== WHAT TO PRODUCE ==
Produce an exact transcription of the listing below, omitting the pictures.

== DATASET ROWS ==

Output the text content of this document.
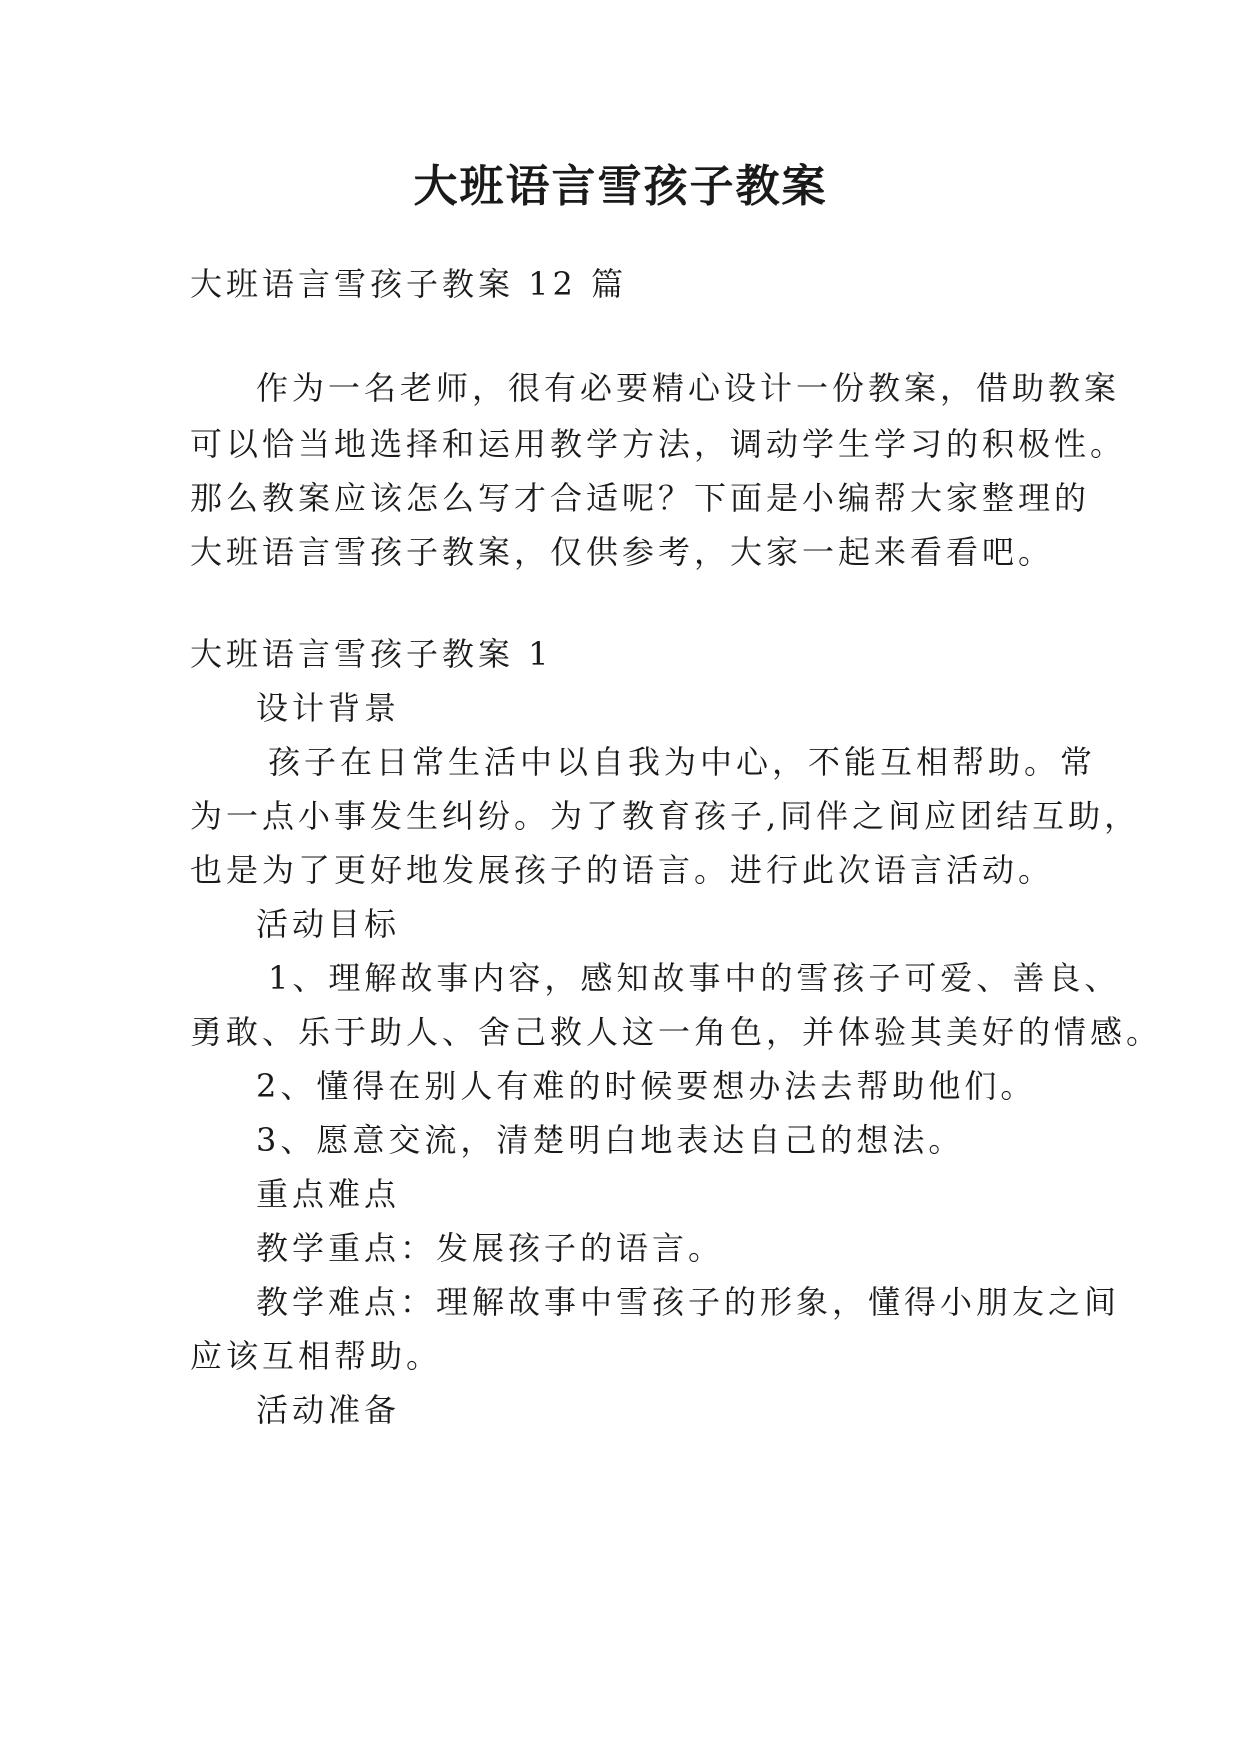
大班语言雪孩子教案
大班语言雪孩子教案 12 篇
作为一名老师，很有必要精心设计一份教案，借助教案
可以恰当地选择和运用教学方法，调动学生学习的积极性。
那么教案应该怎么写才合适呢？下面是小编帮大家整理的
大班语言雪孩子教案，仅供参考，大家一起来看看吧。
大班语言雪孩子教案 1
设计背景
孩子在日常生活中以自我为中心，不能互相帮助。常
为一点小事发生纠纷。为了教育孩子,同伴之间应团结互助，
也是为了更好地发展孩子的语言。进行此次语言活动。
活动目标
1、理解故事内容，感知故事中的雪孩子可爱、善良、
勇敢、乐于助人、舍己救人这一角色，并体验其美好的情感。
2、懂得在别人有难的时候要想办法去帮助他们。
3、愿意交流，清楚明白地表达自己的想法。
重点难点
教学重点：发展孩子的语言。
教学难点：理解故事中雪孩子的形象，懂得小朋友之间
应该互相帮助。
活动准备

== TASK RESULT ==
Output the text content of this document.
大班语言雪孩子教案
大班语言雪孩子教案 12 篇
作为一名老师，很有必要精心设计一份教案，借助教案
可以恰当地选择和运用教学方法，调动学生学习的积极性。
那么教案应该怎么写才合适呢？下面是小编帮大家整理的
大班语言雪孩子教案，仅供参考，大家一起来看看吧。
大班语言雪孩子教案 1
设计背景
孩子在日常生活中以自我为中心，不能互相帮助。常
为一点小事发生纠纷。为了教育孩子,同伴之间应团结互助，
也是为了更好地发展孩子的语言。进行此次语言活动。
活动目标
1、理解故事内容，感知故事中的雪孩子可爱、善良、
勇敢、乐于助人、舍己救人这一角色，并体验其美好的情感。
2、懂得在别人有难的时候要想办法去帮助他们。
3、愿意交流，清楚明白地表达自己的想法。
重点难点
教学重点：发展孩子的语言。
教学难点：理解故事中雪孩子的形象，懂得小朋友之间
应该互相帮助。
活动准备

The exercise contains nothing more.